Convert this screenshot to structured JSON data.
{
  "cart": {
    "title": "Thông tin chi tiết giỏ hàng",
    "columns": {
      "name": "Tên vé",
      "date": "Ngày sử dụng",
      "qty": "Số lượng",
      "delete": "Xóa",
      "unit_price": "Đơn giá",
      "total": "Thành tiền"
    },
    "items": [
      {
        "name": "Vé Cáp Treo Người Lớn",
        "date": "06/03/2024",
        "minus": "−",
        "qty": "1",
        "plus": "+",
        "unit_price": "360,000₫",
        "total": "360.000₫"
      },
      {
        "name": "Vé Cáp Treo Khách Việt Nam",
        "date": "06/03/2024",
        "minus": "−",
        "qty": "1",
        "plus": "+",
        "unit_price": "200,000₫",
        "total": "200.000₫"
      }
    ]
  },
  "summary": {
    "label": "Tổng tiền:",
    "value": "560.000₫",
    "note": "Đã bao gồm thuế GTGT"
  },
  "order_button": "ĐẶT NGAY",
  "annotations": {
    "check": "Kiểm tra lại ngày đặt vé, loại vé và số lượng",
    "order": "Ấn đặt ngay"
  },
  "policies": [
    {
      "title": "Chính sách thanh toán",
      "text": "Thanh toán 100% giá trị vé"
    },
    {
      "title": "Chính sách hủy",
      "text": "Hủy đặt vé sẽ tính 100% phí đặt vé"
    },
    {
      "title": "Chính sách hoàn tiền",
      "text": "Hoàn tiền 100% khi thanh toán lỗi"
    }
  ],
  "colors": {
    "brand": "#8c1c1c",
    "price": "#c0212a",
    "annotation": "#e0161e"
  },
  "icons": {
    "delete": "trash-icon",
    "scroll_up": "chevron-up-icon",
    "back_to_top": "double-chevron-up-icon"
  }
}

***

Directions for this task: Copy down every line of the material above that includes the string "chevron".

Solution below:
    "scroll_up": "chevron-up-icon",
    "back_to_top": "double-chevron-up-icon"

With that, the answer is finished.